(Source data)
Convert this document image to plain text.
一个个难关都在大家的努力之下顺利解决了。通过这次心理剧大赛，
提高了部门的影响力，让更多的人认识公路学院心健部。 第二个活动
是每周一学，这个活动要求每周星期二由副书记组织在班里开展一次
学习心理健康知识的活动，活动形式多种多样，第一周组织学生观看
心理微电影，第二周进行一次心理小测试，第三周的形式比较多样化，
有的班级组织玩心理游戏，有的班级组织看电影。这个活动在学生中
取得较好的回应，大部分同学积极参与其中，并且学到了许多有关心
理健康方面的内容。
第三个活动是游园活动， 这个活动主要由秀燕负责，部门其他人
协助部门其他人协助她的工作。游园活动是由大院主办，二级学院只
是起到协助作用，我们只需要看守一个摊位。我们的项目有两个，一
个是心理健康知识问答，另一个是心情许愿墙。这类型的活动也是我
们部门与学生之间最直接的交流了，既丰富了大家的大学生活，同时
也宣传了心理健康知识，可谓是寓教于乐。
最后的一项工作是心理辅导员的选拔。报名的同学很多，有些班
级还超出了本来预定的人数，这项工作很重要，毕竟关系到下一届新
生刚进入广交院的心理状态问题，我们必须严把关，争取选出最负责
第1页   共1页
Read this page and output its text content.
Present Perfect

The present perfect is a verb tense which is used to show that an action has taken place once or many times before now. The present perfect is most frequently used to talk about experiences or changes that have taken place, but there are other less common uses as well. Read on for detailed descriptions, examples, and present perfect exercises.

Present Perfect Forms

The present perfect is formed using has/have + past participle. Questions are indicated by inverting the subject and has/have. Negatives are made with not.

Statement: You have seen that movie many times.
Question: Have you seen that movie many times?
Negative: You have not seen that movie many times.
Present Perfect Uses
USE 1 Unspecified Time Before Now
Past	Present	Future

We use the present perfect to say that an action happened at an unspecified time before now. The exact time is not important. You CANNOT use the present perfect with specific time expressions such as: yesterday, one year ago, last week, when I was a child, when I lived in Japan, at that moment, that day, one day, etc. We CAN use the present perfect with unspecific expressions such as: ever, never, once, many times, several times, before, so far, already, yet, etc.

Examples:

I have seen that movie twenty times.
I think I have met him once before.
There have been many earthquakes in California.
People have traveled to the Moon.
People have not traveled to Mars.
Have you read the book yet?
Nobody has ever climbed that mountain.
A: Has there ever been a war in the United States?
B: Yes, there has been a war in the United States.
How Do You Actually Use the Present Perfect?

WHAT THE TASK REQUIRES: Where a line above contains the string "People", copy that line.

REPLY:
People have traveled to the Moon.
People have not traveled to Mars.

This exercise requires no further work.